_SET EXERCISE_: Give the listing again exactly, omitting its images.

_THE RECORDS_:
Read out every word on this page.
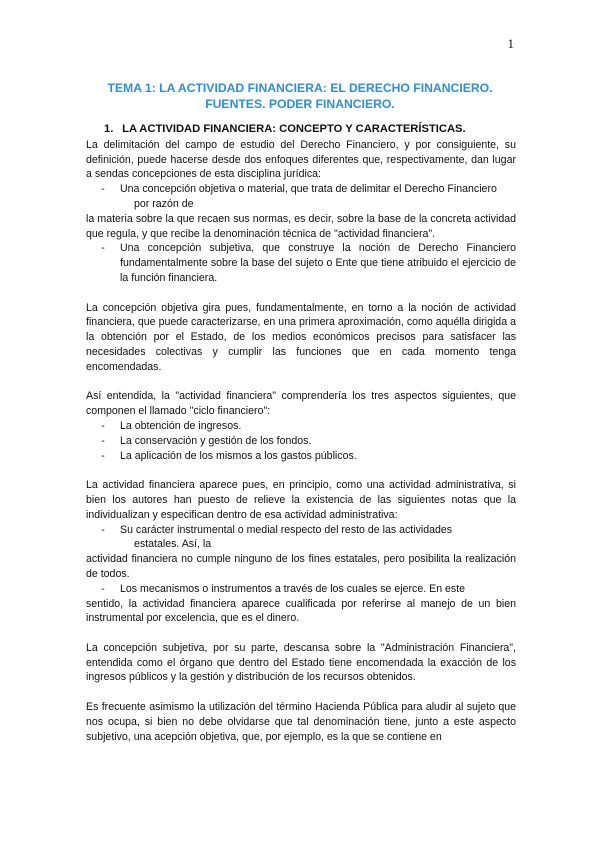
1
TEMA 1: LA ACTIVIDAD FINANCIERA: EL DERECHO FINANCIERO.
FUENTES. PODER FINANCIERO.
1. LA ACTIVIDAD FINANCIERA: CONCEPTO Y CARACTERÍSTICAS.

La delimitación del campo de estudio del Derecho Financiero, y por consiguiente, su definición, puede hacerse desde dos enfoques diferentes que, respectivamente, dan lugar a sendas concepciones de esta disciplina jurídica:

-	Una concepción objetiva o material, que trata de delimitar el Derecho Financiero
por razón de

la materia sobre la que recaen sus normas, es decir, sobre la base de la concreta actividad que regula, y que recibe la denominación técnica de "actividad financiera".

-	Una concepción subjetiva, que construye la noción de Derecho Financiero fundamentalmente sobre la base del sujeto o Ente que tiene atribuido el ejercicio de la función financiera.

La concepción objetiva gira pues, fundamentalmente, en torno a la noción de actividad financiera, que puede caracterizarse, en una primera aproximación, como aquélla dirigida a la obtención por el Estado, de los medios económicos precisos para satisfacer las necesidades colectivas y cumplir las funciones que en cada momento tenga encomendadas.

Así entendida, la "actividad financiera" comprendería los tres aspectos siguientes, que componen el llamado "ciclo financiero":

-	La obtención de ingresos.
-	La conservación y gestión de los fondos.
-	La aplicación de los mismos a los gastos públicos.

La actividad financiera aparece pues, en principio, como una actividad administrativa, si bien los autores han puesto de relieve la existencia de las siguientes notas que la individualizan y especifican dentro de esa actividad administrativa:

-	Su carácter instrumental o medial respecto del resto de las actividades
estatales. Así, la

actividad financiera no cumple ninguno de los fines estatales, pero posibilita la realización de todos.

-	Los mecanismos o instrumentos a través de los cuales se ejerce. En este

sentido, la actividad financiera aparece cualificada por referirse al manejo de un bien instrumental por excelencia, que es el dinero.

La concepción subjetiva, por su parte, descansa sobre la "Administración Financiera", entendida como el órgano que dentro del Estado tiene encomendada la exacción de los ingresos públicos y la gestión y distribución de los recursos obtenidos.

Es frecuente asimismo la utilización del término Hacienda Pública para aludir al sujeto que nos ocupa, si bien no debe olvidarse que tal denominación tiene, junto a este aspecto subjetivo, una acepción objetiva, que, por ejemplo, es la que se contiene en
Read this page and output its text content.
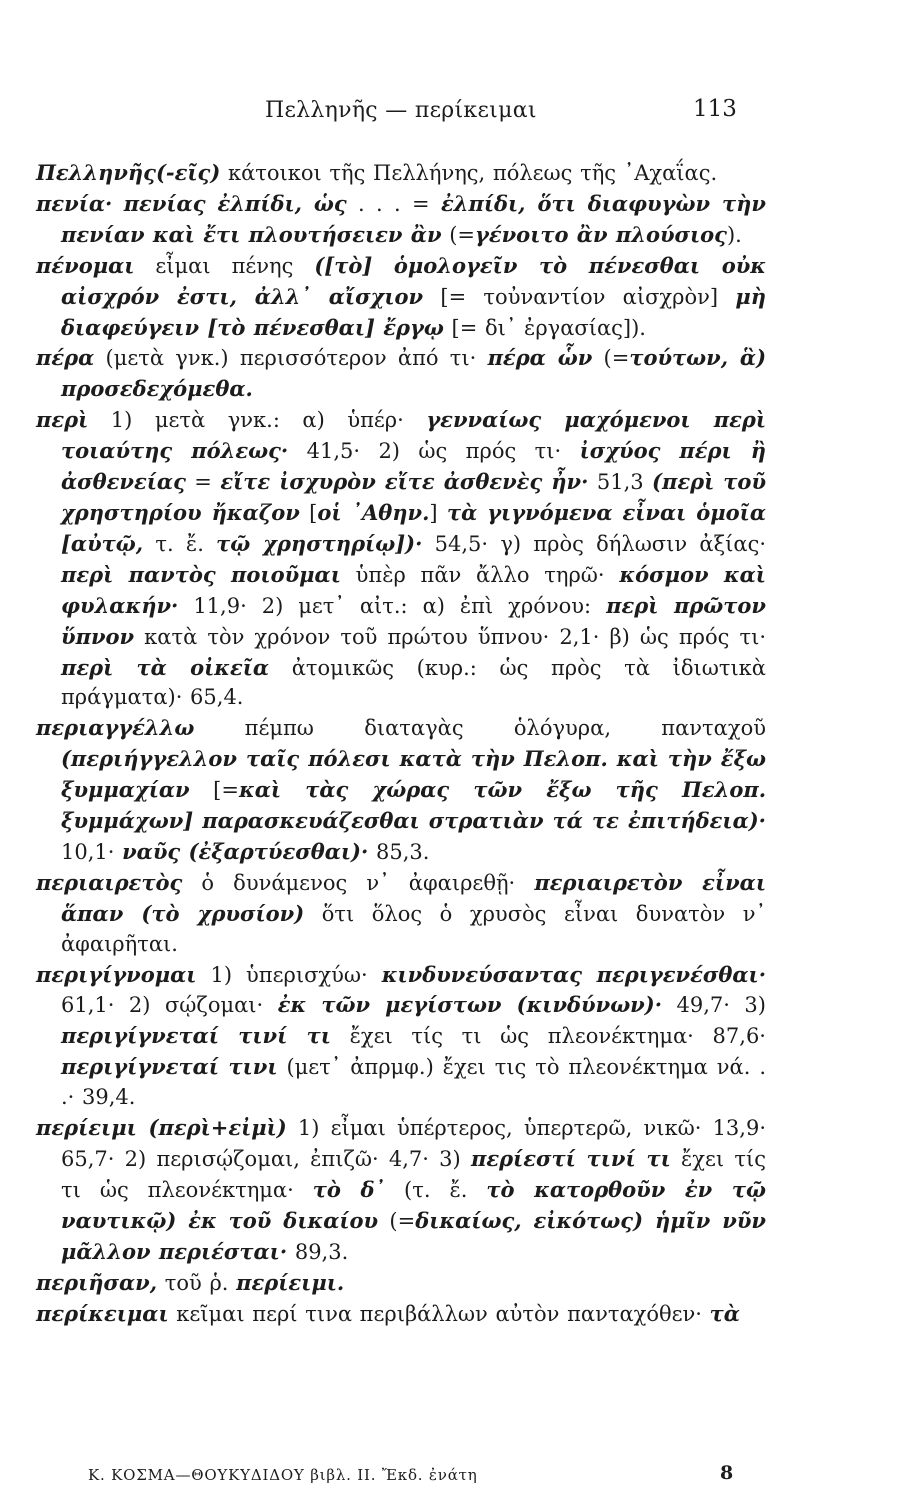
Πελληνῆς — περίκειμαι	113

Πελληνῆς(-εῖς) κάτοικοι τῆς Πελλήνης, πόλεως τῆς ᾿Αχαΐας.

πενία· πενίας ἐλπίδι, ὡς . . . = ἐλπίδι, ὅτι διαφυγὼν τὴν πενίαν καὶ ἔτι πλουτήσειεν ἂν (=γένοιτο ἂν πλούσιος).

πένομαι εἶμαι πένης ([τὸ] ὁμολογεῖν τὸ πένεσθαι οὐκ αἰσχρόν ἐστι, ἀλλ᾿ αἴσχιον [= τοὐναντίον αἰσχρὸν] μὴ διαφεύγειν [τὸ πένεσθαι] ἔργῳ [= δι᾿ ἐργασίας]).

πέρα (μετὰ γνκ.) περισσότερον ἀπό τι· πέρα ὧν (=τούτων, ἃ) προσεδεχόμεθα.

περὶ 1) μετὰ γνκ.: α) ὑπέρ· γενναίως μαχόμενοι περὶ τοιαύτης πόλεως· 41,5· 2) ὡς πρός τι· ἰσχύος πέρι ἢ ἀσθενείας = εἴτε ἰσχυρὸν εἴτε ἀσθενὲς ἦν· 51,3 (περὶ τοῦ χρηστηρίου ἤκαζον [οἱ ᾿Αθην.] τὰ γιγνόμενα εἶναι ὁμοῖα [αὐτῷ, τ. ἔ. τῷ χρηστηρίῳ])· 54,5· γ) πρὸς δήλωσιν ἀξίας· περὶ παντὸς ποιοῦμαι ὑπὲρ πᾶν ἄλλο τηρῶ· κόσμον καὶ φυλακήν· 11,9· 2) μετ᾿ αἰτ.: α) ἐπὶ χρόνου: περὶ πρῶτον ὕπνον κατὰ τὸν χρόνον τοῦ πρώτου ὕπνου· 2,1· β) ὡς πρός τι· περὶ τὰ οἰκεῖα ἀτομικῶς (κυρ.: ὡς πρὸς τὰ ἰδιωτικὰ πράγματα)· 65,4.

περιαγγέλλω πέμπω διαταγὰς ὁλόγυρα, πανταχοῦ (περιήγγελλον ταῖς πόλεσι κατὰ τὴν Πελοπ. καὶ τὴν ἔξω ξυμμαχίαν [=καὶ τὰς χώρας τῶν ἔξω τῆς Πελοπ. ξυμμάχων] παρασκευάζεσθαι στρατιὰν τά τε ἐπιτήδεια)· 10,1· ναῦς (ἐξαρτύεσθαι)· 85,3.

περιαιρετὸς ὁ δυνάμενος ν᾿ ἀφαιρεθῇ· περιαιρετὸν εἶναι ἅπαν (τὸ χρυσίον) ὅτι ὅλος ὁ χρυσὸς εἶναι δυνατὸν ν᾿ ἀφαιρῆται.

περιγίγνομαι 1) ὑπερισχύω· κινδυνεύσαντας περιγενέσθαι· 61,1· 2) σῴζομαι· ἐκ τῶν μεγίστων (κινδύνων)· 49,7· 3) περιγίγνεταί τινί τι ἔχει τίς τι ὡς πλεονέκτημα· 87,6· περιγίγνεταί τινι (μετ᾿ ἀπρμφ.) ἔχει τις τὸ πλεονέκτημα νά. . .· 39,4.

περίειμι (περὶ+εἰμὶ) 1) εἶμαι ὑπέρτερος, ὑπερτερῶ, νικῶ· 13,9· 65,7· 2) περισῴζομαι, ἐπιζῶ· 4,7· 3) περίεστί τινί τι ἔχει τίς τι ὡς πλεονέκτημα· τὸ δ᾿ (τ. ἔ. τὸ κατορθοῦν ἐν τῷ ναυτικῷ) ἐκ τοῦ δικαίου (=δικαίως, εἰκότως) ἡμῖν νῦν μᾶλλον περιέσται· 89,3.

περιῆσαν, τοῦ ῥ. περίειμι.

περίκειμαι κεῖμαι περί τινα περιβάλλων αὐτὸν πανταχόθεν· τὰ

Κ. ΚΟΣΜΑ—ΘΟΥΚΥΔΙΔΟΥ βιβλ. ΙΙ. Ἔκδ. ἐνάτη	8
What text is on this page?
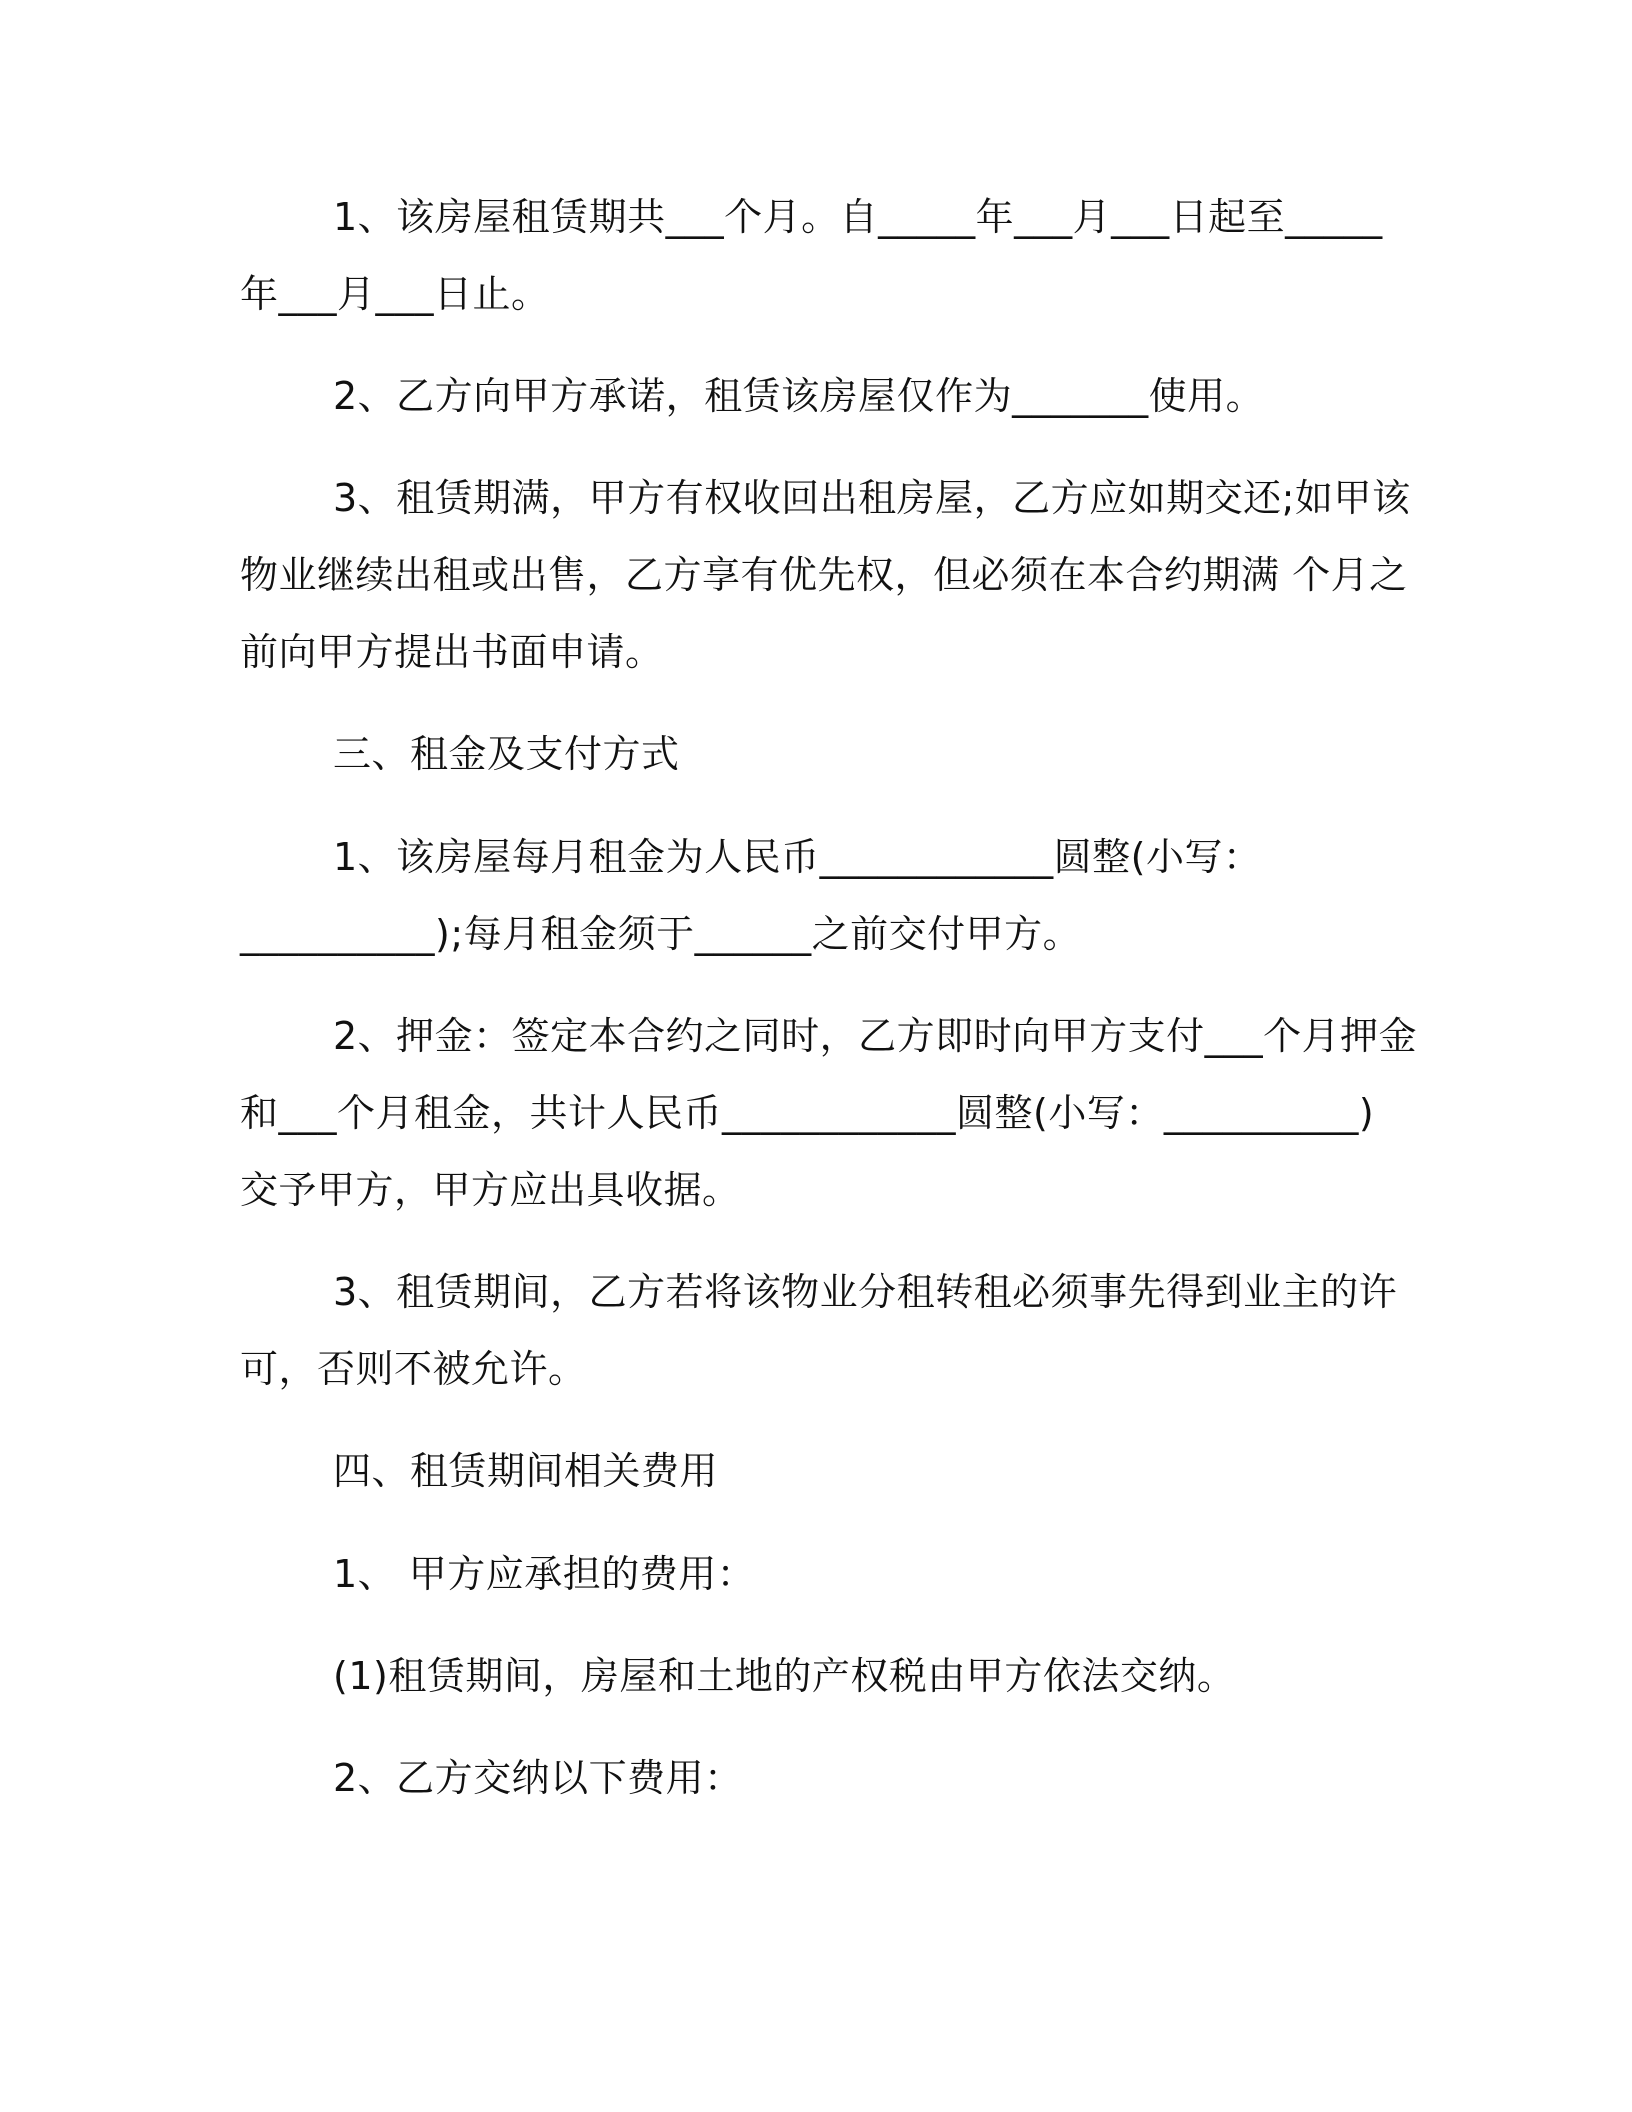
1、该房屋租赁期共___个月。自_____年___月___日起至_____
年___月___日止。
2、乙方向甲方承诺，租赁该房屋仅作为_______使用。
3、租赁期满，甲方有权收回出租房屋，乙方应如期交还;如甲该
物业继续出租或出售，乙方享有优先权，但必须在本合约期满 个月之
前向甲方提出书面申请。
三、租金及支付方式
1、该房屋每月租金为人民币____________圆整(小写：
__________);每月租金须于______之前交付甲方。
2、押金：签定本合约之同时，乙方即时向甲方支付___个月押金
和___个月租金，共计人民币____________圆整(小写：__________)
交予甲方，甲方应出具收据。
3、租赁期间，乙方若将该物业分租转租必须事先得到业主的许
可，否则不被允许。
四、租赁期间相关费用
1、 甲方应承担的费用：
(1)租赁期间，房屋和土地的产权税由甲方依法交纳。
2、乙方交纳以下费用：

_ANSWER TO THIS PROBLEM_:
Read out every word on this page.
1
TEMA 1: LA ACTIVIDAD FINANCIERA: EL DERECHO FINANCIERO.
FUENTES. PODER FINANCIERO.
1. LA ACTIVIDAD FINANCIERA: CONCEPTO Y CARACTERÍSTICAS.

La delimitación del campo de estudio del Derecho Financiero, y por consiguiente, su definición, puede hacerse desde dos enfoques diferentes que, respectivamente, dan lugar a sendas concepciones de esta disciplina jurídica:

-	Una concepción objetiva o material, que trata de delimitar el Derecho Financiero
por razón de

la materia sobre la que recaen sus normas, es decir, sobre la base de la concreta actividad que regula, y que recibe la denominación técnica de "actividad financiera".

-	Una concepción subjetiva, que construye la noción de Derecho Financiero fundamentalmente sobre la base del sujeto o Ente que tiene atribuido el ejercicio de la función financiera.

La concepción objetiva gira pues, fundamentalmente, en torno a la noción de actividad financiera, que puede caracterizarse, en una primera aproximación, como aquélla dirigida a la obtención por el Estado, de los medios económicos precisos para satisfacer las necesidades colectivas y cumplir las funciones que en cada momento tenga encomendadas.

Así entendida, la "actividad financiera" comprendería los tres aspectos siguientes, que componen el llamado "ciclo financiero":

-	La obtención de ingresos.
-	La conservación y gestión de los fondos.
-	La aplicación de los mismos a los gastos públicos.

La actividad financiera aparece pues, en principio, como una actividad administrativa, si bien los autores han puesto de relieve la existencia de las siguientes notas que la individualizan y especifican dentro de esa actividad administrativa:

-	Su carácter instrumental o medial respecto del resto de las actividades
estatales. Así, la

actividad financiera no cumple ninguno de los fines estatales, pero posibilita la realización de todos.

-	Los mecanismos o instrumentos a través de los cuales se ejerce. En este

sentido, la actividad financiera aparece cualificada por referirse al manejo de un bien instrumental por excelencia, que es el dinero.

La concepción subjetiva, por su parte, descansa sobre la "Administración Financiera", entendida como el órgano que dentro del Estado tiene encomendada la exacción de los ingresos públicos y la gestión y distribución de los recursos obtenidos.

Es frecuente asimismo la utilización del término Hacienda Pública para aludir al sujeto que nos ocupa, si bien no debe olvidarse que tal denominación tiene, junto a este aspecto subjetivo, una acepción objetiva, que, por ejemplo, es la que se contiene en
Read this page and output its text content.
Πελληνῆς — περίκειμαι	113

Πελληνῆς(-εῖς) κάτοικοι τῆς Πελλήνης, πόλεως τῆς ᾿Αχαΐας.

πενία· πενίας ἐλπίδι, ὡς . . . = ἐλπίδι, ὅτι διαφυγὼν τὴν πενίαν καὶ ἔτι πλουτήσειεν ἂν (=γένοιτο ἂν πλούσιος).

πένομαι εἶμαι πένης ([τὸ] ὁμολογεῖν τὸ πένεσθαι οὐκ αἰσχρόν ἐστι, ἀλλ᾿ αἴσχιον [= τοὐναντίον αἰσχρὸν] μὴ διαφεύγειν [τὸ πένεσθαι] ἔργῳ [= δι᾿ ἐργασίας]).

πέρα (μετὰ γνκ.) περισσότερον ἀπό τι· πέρα ὧν (=τούτων, ἃ) προσεδεχόμεθα.

περὶ 1) μετὰ γνκ.: α) ὑπέρ· γενναίως μαχόμενοι περὶ τοιαύτης πόλεως· 41,5· 2) ὡς πρός τι· ἰσχύος πέρι ἢ ἀσθενείας = εἴτε ἰσχυρὸν εἴτε ἀσθενὲς ἦν· 51,3 (περὶ τοῦ χρηστηρίου ἤκαζον [οἱ ᾿Αθην.] τὰ γιγνόμενα εἶναι ὁμοῖα [αὐτῷ, τ. ἔ. τῷ χρηστηρίῳ])· 54,5· γ) πρὸς δήλωσιν ἀξίας· περὶ παντὸς ποιοῦμαι ὑπὲρ πᾶν ἄλλο τηρῶ· κόσμον καὶ φυλακήν· 11,9· 2) μετ᾿ αἰτ.: α) ἐπὶ χρόνου: περὶ πρῶτον ὕπνον κατὰ τὸν χρόνον τοῦ πρώτου ὕπνου· 2,1· β) ὡς πρός τι· περὶ τὰ οἰκεῖα ἀτομικῶς (κυρ.: ὡς πρὸς τὰ ἰδιωτικὰ πράγματα)· 65,4.

περιαγγέλλω πέμπω διαταγὰς ὁλόγυρα, πανταχοῦ (περιήγγελλον ταῖς πόλεσι κατὰ τὴν Πελοπ. καὶ τὴν ἔξω ξυμμαχίαν [=καὶ τὰς χώρας τῶν ἔξω τῆς Πελοπ. ξυμμάχων] παρασκευάζεσθαι στρατιὰν τά τε ἐπιτήδεια)· 10,1· ναῦς (ἐξαρτύεσθαι)· 85,3.

περιαιρετὸς ὁ δυνάμενος ν᾿ ἀφαιρεθῇ· περιαιρετὸν εἶναι ἅπαν (τὸ χρυσίον) ὅτι ὅλος ὁ χρυσὸς εἶναι δυνατὸν ν᾿ ἀφαιρῆται.

περιγίγνομαι 1) ὑπερισχύω· κινδυνεύσαντας περιγενέσθαι· 61,1· 2) σῴζομαι· ἐκ τῶν μεγίστων (κινδύνων)· 49,7· 3) περιγίγνεταί τινί τι ἔχει τίς τι ὡς πλεονέκτημα· 87,6· περιγίγνεταί τινι (μετ᾿ ἀπρμφ.) ἔχει τις τὸ πλεονέκτημα νά. . .· 39,4.

περίειμι (περὶ+εἰμὶ) 1) εἶμαι ὑπέρτερος, ὑπερτερῶ, νικῶ· 13,9· 65,7· 2) περισῴζομαι, ἐπιζῶ· 4,7· 3) περίεστί τινί τι ἔχει τίς τι ὡς πλεονέκτημα· τὸ δ᾿ (τ. ἔ. τὸ κατορθοῦν ἐν τῷ ναυτικῷ) ἐκ τοῦ δικαίου (=δικαίως, εἰκότως) ἡμῖν νῦν μᾶλλον περιέσται· 89,3.

περιῆσαν, τοῦ ῥ. περίειμι.

περίκειμαι κεῖμαι περί τινα περιβάλλων αὐτὸν πανταχόθεν· τὰ

Κ. ΚΟΣΜΑ—ΘΟΥΚΥΔΙΔΟΥ βιβλ. ΙΙ. Ἔκδ. ἐνάτη	8
What text is on this page?
1、该房屋租赁期共___个月。自_____年___月___日起至_____
年___月___日止。
2、乙方向甲方承诺，租赁该房屋仅作为_______使用。
3、租赁期满，甲方有权收回出租房屋，乙方应如期交还;如甲该
物业继续出租或出售，乙方享有优先权，但必须在本合约期满 个月之
前向甲方提出书面申请。
三、租金及支付方式
1、该房屋每月租金为人民币____________圆整(小写：
__________);每月租金须于______之前交付甲方。
2、押金：签定本合约之同时，乙方即时向甲方支付___个月押金
和___个月租金，共计人民币____________圆整(小写：__________)
交予甲方，甲方应出具收据。
3、租赁期间，乙方若将该物业分租转租必须事先得到业主的许
可，否则不被允许。
四、租赁期间相关费用
1、 甲方应承担的费用：
(1)租赁期间，房屋和土地的产权税由甲方依法交纳。
2、乙方交纳以下费用：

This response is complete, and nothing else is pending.